## RAW RECORDS
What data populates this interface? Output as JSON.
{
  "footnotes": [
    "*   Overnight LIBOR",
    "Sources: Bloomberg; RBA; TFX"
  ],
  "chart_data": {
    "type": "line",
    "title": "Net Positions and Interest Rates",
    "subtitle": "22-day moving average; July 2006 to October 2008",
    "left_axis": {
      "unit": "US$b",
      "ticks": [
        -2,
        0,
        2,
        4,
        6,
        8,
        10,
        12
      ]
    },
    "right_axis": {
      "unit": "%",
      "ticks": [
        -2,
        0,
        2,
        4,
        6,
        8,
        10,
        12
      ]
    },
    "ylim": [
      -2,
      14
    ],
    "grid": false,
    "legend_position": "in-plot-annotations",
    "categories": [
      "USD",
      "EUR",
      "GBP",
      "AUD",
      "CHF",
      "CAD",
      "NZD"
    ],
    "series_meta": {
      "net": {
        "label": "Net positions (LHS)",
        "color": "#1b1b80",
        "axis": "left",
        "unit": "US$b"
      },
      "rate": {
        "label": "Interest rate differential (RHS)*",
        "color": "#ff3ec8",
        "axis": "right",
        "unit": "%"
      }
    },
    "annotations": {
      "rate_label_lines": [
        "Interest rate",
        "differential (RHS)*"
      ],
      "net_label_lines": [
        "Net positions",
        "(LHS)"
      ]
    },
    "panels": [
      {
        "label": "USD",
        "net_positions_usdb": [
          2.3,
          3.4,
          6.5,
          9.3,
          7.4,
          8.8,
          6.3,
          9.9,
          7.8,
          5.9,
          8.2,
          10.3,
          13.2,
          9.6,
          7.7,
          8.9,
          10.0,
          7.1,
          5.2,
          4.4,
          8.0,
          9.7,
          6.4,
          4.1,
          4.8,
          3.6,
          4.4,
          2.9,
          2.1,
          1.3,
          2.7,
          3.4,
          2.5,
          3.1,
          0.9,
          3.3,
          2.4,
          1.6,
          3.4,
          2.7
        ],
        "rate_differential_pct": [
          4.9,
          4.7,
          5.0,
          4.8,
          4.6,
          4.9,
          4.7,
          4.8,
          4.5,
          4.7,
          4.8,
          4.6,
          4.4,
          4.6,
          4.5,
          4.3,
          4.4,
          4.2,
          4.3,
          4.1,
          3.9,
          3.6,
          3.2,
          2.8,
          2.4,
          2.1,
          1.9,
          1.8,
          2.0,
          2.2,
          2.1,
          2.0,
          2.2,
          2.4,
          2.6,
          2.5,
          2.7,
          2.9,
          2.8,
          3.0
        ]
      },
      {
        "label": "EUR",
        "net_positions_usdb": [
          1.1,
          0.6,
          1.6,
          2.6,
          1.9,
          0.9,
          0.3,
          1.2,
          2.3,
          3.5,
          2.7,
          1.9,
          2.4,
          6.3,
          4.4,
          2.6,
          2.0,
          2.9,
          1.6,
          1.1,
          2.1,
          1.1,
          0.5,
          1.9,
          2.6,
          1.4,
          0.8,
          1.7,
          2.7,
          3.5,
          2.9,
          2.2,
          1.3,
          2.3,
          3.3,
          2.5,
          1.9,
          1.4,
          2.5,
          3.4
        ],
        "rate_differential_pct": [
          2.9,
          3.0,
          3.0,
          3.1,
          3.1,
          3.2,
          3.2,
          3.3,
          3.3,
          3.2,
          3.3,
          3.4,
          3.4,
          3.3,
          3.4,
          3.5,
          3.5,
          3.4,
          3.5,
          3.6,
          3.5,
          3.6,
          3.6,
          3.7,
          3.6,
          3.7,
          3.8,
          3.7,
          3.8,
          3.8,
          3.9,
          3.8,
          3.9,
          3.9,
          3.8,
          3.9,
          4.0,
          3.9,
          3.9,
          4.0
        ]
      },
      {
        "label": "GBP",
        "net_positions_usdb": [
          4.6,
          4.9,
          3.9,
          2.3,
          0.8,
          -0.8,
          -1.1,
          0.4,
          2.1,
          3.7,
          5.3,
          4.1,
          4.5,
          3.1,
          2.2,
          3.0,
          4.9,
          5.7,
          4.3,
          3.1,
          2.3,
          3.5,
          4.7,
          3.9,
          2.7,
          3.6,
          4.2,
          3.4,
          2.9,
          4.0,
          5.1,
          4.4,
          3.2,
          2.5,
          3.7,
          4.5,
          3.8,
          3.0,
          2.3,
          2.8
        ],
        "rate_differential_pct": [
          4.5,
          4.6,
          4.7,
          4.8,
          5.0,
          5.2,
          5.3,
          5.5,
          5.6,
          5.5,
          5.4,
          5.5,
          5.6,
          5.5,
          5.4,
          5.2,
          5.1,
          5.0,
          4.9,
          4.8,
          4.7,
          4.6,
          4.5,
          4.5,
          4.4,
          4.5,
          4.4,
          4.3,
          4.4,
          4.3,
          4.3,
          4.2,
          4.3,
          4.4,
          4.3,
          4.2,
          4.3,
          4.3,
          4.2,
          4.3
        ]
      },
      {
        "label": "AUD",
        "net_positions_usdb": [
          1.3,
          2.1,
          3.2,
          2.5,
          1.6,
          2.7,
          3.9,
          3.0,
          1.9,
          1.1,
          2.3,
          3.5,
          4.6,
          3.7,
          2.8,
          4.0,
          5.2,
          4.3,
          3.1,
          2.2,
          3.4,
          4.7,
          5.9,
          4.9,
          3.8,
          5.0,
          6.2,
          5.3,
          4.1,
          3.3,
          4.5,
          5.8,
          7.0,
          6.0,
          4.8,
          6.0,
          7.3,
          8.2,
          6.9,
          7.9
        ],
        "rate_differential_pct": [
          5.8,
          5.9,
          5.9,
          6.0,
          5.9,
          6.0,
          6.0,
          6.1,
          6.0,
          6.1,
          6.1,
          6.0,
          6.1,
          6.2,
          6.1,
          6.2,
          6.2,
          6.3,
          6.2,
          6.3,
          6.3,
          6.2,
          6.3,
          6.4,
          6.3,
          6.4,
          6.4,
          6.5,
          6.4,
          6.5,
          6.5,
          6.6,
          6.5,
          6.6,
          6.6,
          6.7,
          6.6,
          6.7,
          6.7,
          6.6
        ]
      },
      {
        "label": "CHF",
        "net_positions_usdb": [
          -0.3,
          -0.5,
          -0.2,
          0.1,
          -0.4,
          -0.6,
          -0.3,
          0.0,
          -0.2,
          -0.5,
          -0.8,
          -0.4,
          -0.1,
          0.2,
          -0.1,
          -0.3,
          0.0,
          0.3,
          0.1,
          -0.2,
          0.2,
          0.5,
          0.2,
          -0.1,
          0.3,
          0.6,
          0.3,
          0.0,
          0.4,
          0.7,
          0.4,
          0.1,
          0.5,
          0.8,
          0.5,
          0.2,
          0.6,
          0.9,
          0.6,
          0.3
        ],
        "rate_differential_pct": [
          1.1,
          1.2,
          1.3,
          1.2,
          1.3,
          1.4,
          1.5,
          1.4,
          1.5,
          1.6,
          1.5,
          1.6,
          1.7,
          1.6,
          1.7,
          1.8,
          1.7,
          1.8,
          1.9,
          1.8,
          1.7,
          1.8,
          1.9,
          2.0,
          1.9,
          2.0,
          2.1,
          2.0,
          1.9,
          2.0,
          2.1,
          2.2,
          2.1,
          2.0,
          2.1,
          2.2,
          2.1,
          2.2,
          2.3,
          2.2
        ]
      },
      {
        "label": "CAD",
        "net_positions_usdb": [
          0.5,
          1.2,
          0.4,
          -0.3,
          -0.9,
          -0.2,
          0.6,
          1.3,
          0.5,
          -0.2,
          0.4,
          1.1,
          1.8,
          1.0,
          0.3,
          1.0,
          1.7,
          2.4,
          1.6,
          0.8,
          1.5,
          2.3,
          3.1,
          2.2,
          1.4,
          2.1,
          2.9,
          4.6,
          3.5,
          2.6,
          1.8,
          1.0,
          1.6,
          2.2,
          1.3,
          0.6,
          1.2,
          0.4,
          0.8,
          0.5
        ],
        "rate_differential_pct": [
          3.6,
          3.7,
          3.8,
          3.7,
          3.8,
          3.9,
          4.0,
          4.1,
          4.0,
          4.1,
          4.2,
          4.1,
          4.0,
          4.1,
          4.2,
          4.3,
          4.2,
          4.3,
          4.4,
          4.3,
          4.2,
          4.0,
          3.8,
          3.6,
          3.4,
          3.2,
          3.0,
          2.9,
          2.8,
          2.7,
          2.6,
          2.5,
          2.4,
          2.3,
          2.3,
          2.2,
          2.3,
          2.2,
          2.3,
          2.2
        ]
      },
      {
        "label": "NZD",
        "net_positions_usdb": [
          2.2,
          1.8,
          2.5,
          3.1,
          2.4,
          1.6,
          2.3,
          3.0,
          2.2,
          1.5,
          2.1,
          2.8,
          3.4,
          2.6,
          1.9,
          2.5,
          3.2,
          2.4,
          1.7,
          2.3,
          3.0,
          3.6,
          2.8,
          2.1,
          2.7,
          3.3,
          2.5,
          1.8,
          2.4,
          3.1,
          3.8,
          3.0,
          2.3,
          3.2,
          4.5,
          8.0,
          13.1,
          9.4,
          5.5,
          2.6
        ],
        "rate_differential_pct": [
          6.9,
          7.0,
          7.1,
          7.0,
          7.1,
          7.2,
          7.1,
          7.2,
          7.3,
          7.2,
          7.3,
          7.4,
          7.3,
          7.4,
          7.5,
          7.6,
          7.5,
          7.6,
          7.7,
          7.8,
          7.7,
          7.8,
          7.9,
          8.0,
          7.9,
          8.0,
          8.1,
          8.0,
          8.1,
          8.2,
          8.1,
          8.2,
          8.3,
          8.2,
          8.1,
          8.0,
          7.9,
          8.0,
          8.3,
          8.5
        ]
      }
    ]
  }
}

## WHAT THE TASK ASKS
In the listing, find each line with the string "Interest" and copy it.

## RESPONSE BELOW
    "title": "Net Positions and Interest Rates",
        "label": "Interest rate differential (RHS)*",
        "Interest rate",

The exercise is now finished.